**AIM OF THE TASK**.
In the entries below, count every line that has the string "from", and answer with that count alone.

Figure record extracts
---------------

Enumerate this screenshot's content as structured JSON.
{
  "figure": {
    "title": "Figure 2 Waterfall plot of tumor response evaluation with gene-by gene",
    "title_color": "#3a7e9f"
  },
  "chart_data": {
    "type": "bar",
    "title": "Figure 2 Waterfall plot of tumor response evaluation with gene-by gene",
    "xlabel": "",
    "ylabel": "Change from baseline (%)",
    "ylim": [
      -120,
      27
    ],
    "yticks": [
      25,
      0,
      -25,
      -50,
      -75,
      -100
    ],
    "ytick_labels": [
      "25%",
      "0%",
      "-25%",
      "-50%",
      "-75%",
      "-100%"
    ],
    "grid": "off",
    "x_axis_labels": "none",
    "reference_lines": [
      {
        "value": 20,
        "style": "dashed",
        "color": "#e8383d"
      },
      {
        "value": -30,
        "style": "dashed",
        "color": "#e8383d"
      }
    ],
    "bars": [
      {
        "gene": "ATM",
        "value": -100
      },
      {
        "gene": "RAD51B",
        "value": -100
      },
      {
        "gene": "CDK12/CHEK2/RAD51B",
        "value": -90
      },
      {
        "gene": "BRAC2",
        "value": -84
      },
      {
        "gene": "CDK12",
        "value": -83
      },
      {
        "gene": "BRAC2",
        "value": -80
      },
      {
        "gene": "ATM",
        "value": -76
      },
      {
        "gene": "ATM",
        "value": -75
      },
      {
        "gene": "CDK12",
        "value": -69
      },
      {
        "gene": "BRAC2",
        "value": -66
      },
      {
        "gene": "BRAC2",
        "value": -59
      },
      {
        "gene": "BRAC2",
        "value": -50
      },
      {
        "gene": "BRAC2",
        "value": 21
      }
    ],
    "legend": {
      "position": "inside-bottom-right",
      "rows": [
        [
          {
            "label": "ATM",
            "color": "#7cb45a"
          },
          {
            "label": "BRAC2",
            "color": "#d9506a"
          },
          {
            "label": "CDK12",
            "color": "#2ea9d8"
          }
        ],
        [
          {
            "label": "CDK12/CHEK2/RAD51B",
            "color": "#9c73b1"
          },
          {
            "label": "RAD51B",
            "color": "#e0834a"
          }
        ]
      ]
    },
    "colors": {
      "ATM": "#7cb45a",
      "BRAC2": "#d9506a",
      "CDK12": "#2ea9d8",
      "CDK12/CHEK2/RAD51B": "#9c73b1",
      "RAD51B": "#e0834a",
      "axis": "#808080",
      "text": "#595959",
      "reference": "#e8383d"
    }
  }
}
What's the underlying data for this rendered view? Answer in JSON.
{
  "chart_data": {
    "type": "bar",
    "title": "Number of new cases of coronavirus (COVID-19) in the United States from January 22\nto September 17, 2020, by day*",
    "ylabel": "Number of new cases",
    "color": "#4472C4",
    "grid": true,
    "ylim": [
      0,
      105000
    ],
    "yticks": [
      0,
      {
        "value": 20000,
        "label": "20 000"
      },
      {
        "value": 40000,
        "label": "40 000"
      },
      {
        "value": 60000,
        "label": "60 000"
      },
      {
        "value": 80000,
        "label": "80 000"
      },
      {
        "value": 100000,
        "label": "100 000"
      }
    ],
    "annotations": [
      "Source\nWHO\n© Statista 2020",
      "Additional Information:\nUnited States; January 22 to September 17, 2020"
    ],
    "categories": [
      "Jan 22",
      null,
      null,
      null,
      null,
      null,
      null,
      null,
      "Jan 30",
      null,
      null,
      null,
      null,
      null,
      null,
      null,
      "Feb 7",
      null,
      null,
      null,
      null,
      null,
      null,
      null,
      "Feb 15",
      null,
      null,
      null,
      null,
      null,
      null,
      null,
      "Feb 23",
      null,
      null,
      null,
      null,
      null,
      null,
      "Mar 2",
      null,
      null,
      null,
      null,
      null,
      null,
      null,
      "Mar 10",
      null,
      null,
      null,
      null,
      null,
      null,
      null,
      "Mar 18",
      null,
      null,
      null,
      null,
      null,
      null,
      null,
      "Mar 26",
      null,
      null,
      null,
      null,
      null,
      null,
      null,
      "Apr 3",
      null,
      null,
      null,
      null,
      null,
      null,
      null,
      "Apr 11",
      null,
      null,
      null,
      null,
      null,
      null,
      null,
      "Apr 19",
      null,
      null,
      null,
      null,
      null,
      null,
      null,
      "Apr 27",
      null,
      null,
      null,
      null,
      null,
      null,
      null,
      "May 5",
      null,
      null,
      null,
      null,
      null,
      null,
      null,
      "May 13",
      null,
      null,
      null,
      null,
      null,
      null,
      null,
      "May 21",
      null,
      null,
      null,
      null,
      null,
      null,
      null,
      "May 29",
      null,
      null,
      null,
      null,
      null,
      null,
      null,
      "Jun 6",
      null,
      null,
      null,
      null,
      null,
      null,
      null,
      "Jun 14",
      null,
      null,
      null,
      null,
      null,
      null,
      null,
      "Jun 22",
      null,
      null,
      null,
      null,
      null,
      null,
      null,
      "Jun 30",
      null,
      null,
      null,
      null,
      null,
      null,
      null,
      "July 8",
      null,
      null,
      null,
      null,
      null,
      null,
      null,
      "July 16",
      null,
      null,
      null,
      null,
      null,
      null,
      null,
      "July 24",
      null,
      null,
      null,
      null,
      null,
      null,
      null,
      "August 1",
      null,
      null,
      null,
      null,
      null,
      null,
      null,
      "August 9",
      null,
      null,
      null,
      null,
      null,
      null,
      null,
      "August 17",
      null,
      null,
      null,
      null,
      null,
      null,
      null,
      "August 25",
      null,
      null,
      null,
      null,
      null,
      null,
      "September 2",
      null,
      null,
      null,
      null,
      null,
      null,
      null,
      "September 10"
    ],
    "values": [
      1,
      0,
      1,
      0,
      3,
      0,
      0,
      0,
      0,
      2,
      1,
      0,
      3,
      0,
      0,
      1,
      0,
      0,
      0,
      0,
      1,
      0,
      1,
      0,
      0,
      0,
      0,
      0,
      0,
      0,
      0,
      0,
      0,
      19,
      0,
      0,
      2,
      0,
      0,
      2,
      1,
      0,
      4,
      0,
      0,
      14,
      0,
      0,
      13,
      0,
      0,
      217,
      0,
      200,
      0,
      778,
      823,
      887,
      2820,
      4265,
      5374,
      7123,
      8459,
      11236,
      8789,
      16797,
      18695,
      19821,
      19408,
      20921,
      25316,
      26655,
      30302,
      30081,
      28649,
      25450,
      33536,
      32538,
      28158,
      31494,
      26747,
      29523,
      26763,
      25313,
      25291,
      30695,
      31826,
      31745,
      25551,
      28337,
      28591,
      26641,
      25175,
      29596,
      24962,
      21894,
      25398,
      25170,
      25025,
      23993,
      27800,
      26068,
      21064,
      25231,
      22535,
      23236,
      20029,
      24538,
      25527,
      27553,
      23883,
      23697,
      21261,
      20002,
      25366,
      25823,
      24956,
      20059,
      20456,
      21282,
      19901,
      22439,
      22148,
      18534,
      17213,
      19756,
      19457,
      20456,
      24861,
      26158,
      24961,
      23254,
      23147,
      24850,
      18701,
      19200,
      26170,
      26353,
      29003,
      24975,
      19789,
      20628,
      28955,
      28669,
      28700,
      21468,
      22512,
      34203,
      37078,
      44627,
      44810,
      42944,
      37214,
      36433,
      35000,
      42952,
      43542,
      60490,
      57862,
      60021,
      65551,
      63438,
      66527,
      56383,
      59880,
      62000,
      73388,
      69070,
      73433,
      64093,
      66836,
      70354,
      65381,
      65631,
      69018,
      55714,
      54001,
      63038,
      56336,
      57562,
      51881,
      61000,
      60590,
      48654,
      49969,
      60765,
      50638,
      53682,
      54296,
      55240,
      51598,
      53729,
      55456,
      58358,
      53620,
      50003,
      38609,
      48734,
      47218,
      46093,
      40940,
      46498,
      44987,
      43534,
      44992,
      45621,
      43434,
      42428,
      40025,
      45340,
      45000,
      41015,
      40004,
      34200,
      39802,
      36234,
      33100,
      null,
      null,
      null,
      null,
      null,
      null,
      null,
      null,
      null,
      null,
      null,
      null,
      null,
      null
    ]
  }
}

---------------

**RESPONSE**.
2